Direction :: Check every line of the material below for the string "dash", and return the ones that have it.

Exercise data ::
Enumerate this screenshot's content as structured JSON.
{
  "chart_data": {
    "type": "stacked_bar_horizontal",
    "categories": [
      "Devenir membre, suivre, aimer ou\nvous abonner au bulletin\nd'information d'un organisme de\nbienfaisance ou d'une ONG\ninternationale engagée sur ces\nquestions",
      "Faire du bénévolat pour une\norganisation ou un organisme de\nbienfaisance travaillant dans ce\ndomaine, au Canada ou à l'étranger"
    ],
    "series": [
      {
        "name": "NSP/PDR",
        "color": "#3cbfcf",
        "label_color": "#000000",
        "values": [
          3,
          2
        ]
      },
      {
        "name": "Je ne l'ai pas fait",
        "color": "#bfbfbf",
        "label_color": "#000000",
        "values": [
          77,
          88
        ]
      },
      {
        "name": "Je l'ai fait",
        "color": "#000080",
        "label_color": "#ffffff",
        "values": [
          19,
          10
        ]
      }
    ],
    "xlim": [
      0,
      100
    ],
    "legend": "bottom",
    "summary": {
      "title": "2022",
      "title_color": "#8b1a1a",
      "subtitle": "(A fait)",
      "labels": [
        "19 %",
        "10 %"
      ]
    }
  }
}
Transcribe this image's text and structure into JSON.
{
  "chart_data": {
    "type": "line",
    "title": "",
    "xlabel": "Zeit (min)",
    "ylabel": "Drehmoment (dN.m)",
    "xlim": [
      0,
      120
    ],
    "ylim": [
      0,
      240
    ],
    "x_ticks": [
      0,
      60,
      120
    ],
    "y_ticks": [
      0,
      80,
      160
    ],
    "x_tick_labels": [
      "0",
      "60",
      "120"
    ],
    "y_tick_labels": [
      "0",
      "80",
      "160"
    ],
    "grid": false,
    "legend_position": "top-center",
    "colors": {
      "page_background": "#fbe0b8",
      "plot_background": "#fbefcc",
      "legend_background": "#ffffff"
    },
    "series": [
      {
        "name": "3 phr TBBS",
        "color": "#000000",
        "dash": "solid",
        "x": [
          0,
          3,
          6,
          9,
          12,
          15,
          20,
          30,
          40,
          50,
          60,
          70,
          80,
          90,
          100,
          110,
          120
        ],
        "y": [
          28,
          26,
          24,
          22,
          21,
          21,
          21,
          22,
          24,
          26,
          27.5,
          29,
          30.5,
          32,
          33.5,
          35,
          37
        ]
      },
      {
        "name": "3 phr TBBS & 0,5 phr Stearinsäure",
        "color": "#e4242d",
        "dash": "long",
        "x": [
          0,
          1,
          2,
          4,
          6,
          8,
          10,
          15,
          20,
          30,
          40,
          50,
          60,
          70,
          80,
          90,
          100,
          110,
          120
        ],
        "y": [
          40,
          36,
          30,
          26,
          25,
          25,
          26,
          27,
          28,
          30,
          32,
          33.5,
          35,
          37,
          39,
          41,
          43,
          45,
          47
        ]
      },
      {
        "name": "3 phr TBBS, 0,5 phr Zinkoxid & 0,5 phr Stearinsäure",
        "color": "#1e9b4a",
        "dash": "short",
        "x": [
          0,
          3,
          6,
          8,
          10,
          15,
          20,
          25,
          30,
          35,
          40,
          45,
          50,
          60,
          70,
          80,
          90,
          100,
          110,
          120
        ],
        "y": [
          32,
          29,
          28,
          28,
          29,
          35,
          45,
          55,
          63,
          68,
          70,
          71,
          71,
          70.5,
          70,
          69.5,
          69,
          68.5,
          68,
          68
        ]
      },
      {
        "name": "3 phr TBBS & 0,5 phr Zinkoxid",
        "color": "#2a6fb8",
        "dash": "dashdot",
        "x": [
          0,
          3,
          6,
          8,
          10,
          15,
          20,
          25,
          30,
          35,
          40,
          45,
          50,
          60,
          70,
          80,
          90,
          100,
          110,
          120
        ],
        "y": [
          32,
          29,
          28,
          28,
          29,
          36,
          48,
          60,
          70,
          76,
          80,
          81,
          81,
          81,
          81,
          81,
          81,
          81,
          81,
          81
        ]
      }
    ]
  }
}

Written response ::
        "dash": "solid",
        "dash": "long",
        "dash": "short",
        "dash": "dashdot",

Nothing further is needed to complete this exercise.